Items from a figure collection:
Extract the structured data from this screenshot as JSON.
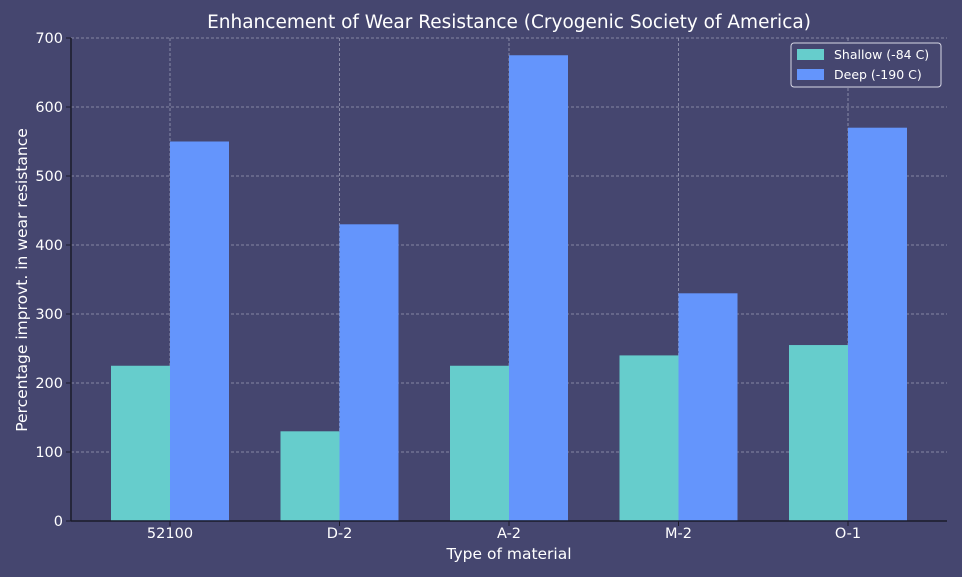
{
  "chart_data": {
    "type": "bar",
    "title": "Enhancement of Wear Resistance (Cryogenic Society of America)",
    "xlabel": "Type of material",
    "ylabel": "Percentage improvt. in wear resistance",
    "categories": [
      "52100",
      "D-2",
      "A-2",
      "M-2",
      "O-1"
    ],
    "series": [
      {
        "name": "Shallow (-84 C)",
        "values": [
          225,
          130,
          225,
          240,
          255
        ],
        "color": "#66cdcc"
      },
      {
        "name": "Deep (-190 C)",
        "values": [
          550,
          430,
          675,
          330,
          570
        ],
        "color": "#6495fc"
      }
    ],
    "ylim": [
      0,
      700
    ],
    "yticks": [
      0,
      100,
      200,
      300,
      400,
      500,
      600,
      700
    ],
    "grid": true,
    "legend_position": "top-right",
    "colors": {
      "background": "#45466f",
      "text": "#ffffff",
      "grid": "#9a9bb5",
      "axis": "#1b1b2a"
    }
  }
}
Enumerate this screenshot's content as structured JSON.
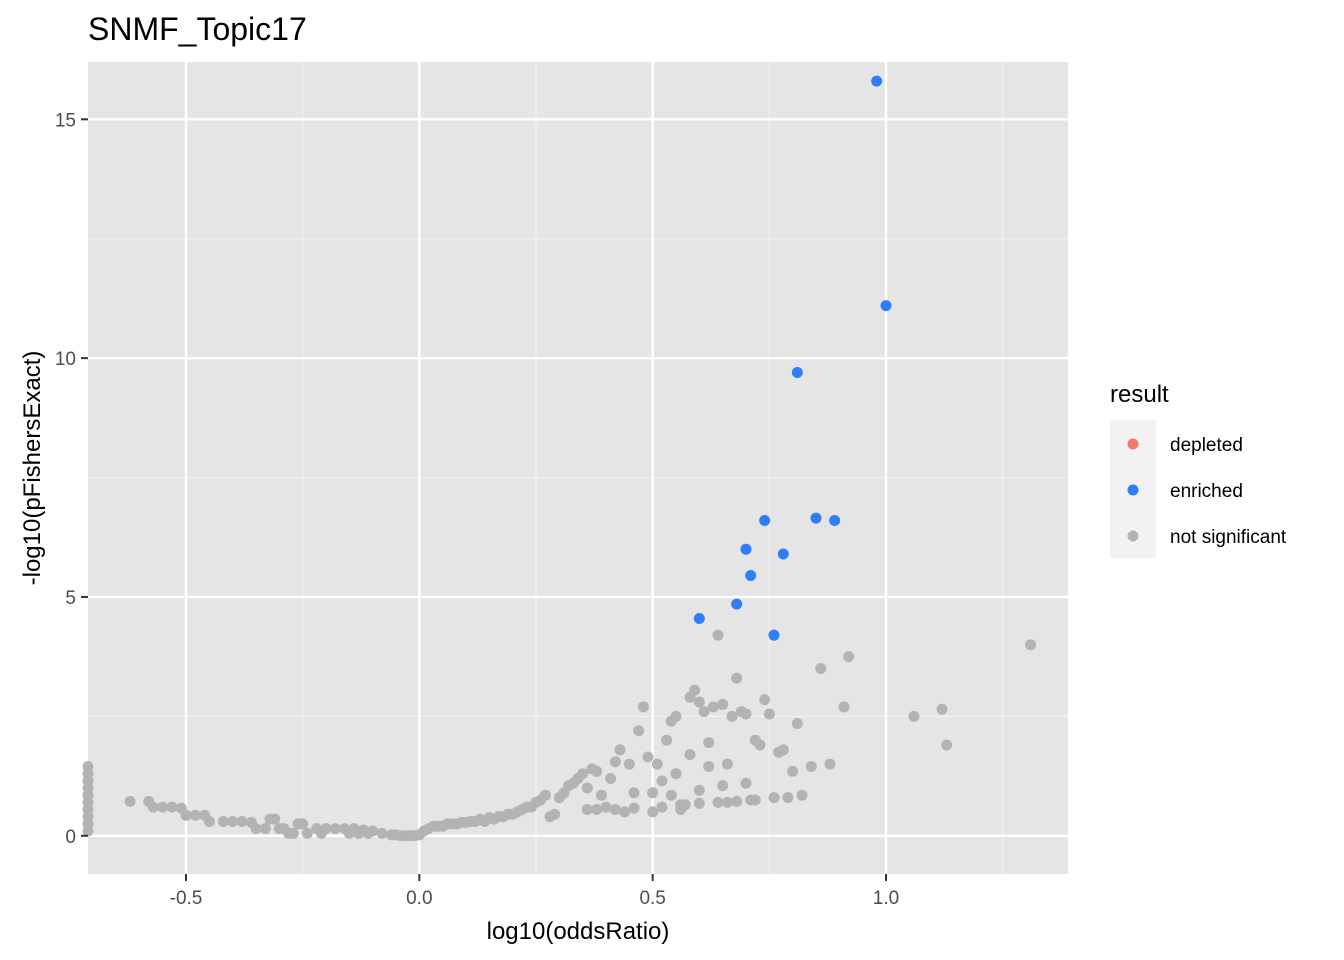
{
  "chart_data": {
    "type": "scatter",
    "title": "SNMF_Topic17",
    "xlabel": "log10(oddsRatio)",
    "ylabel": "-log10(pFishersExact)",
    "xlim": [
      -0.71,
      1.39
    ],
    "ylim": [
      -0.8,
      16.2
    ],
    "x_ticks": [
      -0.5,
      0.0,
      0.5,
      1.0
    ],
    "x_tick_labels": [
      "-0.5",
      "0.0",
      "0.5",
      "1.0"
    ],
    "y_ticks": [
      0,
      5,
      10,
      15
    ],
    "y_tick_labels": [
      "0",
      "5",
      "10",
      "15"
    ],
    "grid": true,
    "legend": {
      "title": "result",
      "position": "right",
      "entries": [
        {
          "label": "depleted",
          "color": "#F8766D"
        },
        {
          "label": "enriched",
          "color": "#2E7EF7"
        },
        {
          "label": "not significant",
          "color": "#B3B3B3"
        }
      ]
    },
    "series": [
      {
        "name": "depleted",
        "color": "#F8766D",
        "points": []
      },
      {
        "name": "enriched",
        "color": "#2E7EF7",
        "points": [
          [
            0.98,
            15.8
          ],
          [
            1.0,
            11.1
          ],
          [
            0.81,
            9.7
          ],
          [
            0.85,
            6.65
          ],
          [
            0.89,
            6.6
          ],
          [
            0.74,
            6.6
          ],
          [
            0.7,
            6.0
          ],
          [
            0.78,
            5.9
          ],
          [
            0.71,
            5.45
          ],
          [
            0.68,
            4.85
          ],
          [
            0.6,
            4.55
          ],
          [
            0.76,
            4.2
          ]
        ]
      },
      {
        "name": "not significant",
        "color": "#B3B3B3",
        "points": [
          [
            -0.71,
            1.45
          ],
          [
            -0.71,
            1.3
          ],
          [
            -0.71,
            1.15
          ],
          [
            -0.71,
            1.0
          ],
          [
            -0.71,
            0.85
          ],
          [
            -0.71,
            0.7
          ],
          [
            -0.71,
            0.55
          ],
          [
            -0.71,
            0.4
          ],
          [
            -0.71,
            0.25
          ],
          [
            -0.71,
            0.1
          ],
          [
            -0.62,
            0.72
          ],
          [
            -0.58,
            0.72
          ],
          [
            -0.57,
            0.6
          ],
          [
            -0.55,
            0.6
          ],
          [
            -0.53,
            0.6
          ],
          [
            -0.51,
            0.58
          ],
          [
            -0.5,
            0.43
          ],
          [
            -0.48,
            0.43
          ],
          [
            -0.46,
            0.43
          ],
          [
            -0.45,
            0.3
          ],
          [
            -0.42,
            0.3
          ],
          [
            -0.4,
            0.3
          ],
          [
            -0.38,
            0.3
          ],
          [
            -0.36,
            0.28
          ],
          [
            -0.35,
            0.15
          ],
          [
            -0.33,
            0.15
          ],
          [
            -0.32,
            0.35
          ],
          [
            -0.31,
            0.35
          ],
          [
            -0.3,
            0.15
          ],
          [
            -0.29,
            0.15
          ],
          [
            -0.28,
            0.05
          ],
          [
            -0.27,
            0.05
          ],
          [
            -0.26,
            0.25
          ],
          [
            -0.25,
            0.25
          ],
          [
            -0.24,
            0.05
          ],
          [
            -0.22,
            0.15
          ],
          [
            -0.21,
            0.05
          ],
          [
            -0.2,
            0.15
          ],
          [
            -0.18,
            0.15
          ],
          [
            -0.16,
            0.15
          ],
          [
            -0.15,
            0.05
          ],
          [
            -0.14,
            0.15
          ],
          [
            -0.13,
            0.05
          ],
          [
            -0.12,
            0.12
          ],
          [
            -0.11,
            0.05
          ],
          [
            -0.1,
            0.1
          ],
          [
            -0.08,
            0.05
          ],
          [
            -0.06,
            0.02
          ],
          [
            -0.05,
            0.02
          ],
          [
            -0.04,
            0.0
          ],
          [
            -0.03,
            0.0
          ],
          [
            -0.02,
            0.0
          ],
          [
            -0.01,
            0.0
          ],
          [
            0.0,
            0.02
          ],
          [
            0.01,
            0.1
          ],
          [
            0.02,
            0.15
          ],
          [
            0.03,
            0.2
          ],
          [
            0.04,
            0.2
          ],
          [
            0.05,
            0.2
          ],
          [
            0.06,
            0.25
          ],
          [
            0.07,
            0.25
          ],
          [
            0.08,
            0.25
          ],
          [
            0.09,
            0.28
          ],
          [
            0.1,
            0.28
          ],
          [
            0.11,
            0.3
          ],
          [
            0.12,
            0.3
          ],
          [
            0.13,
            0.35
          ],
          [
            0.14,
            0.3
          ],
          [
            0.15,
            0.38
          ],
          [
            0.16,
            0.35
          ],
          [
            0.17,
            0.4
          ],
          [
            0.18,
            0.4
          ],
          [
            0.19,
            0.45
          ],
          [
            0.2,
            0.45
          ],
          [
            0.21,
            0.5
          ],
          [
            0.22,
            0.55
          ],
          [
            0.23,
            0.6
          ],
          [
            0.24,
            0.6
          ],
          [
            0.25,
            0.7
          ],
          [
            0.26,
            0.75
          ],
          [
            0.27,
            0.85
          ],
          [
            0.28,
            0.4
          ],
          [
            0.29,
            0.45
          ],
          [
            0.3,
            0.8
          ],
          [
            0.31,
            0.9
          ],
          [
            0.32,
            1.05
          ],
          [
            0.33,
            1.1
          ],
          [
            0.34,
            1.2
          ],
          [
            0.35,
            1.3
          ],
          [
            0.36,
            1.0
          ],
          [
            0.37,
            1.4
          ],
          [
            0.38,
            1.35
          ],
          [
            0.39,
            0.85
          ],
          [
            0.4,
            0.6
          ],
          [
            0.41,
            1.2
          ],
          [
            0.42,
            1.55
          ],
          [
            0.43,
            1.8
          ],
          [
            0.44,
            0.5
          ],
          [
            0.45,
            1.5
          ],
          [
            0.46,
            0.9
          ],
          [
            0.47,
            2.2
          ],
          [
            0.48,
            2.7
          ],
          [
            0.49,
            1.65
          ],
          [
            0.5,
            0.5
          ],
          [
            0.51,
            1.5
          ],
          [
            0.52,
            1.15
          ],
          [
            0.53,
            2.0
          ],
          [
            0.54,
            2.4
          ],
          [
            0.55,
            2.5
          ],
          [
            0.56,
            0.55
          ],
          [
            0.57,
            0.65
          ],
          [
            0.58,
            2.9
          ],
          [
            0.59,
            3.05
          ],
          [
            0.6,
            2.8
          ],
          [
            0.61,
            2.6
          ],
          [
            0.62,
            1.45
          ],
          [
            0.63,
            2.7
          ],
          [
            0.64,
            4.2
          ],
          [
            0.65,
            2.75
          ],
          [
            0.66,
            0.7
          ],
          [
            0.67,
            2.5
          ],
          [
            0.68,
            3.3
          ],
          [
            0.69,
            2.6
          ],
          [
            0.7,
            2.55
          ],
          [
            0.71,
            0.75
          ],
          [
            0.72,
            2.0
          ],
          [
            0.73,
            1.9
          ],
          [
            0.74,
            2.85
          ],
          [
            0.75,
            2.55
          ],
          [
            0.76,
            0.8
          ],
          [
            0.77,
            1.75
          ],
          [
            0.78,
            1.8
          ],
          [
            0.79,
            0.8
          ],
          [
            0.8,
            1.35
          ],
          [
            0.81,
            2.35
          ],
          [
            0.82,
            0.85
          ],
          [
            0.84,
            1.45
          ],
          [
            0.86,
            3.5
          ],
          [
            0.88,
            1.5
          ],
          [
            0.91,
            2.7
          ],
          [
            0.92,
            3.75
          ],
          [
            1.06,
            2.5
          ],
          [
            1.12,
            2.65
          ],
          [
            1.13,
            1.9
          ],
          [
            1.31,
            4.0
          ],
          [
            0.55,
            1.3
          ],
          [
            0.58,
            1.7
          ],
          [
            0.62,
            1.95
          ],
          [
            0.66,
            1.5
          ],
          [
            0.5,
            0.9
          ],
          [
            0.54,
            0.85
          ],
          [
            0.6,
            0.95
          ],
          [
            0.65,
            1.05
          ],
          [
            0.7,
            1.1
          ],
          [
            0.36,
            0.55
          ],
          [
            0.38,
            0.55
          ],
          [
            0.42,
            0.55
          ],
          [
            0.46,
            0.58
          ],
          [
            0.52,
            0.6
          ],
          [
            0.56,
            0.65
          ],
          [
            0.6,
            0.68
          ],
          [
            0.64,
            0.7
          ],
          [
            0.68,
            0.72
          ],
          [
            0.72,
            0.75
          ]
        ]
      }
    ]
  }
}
---
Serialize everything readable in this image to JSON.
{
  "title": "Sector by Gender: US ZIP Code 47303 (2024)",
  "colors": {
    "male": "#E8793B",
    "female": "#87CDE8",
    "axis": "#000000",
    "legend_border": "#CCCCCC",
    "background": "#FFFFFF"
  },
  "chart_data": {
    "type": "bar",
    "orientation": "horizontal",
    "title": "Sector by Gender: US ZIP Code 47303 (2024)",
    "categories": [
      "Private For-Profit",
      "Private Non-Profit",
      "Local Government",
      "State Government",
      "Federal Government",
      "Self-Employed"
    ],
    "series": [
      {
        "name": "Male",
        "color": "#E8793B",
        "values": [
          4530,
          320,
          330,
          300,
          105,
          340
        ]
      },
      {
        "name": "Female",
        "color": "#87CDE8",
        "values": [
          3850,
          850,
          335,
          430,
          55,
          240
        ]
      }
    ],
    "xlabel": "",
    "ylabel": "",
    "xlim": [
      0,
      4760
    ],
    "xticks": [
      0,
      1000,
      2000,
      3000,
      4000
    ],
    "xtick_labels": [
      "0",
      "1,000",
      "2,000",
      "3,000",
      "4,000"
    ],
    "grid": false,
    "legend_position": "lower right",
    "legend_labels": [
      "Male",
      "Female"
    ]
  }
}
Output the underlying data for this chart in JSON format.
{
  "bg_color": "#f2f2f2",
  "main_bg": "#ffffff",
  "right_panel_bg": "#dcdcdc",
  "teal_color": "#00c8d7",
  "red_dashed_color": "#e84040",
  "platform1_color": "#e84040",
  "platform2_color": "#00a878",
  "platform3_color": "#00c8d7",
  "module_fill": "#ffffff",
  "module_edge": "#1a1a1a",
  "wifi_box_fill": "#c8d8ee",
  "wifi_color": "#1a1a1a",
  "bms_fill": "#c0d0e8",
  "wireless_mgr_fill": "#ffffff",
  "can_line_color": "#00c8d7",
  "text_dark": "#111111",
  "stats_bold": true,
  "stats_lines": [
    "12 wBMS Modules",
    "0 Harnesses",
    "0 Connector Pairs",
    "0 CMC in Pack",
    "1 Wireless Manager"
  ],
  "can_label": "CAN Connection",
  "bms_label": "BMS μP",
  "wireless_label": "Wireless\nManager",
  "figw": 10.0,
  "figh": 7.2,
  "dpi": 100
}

Problem to solve
In the listing above, find each line with the word "background" and copy it.

Written response
      "background": "#45466f",
    "background": "#FFFFFF"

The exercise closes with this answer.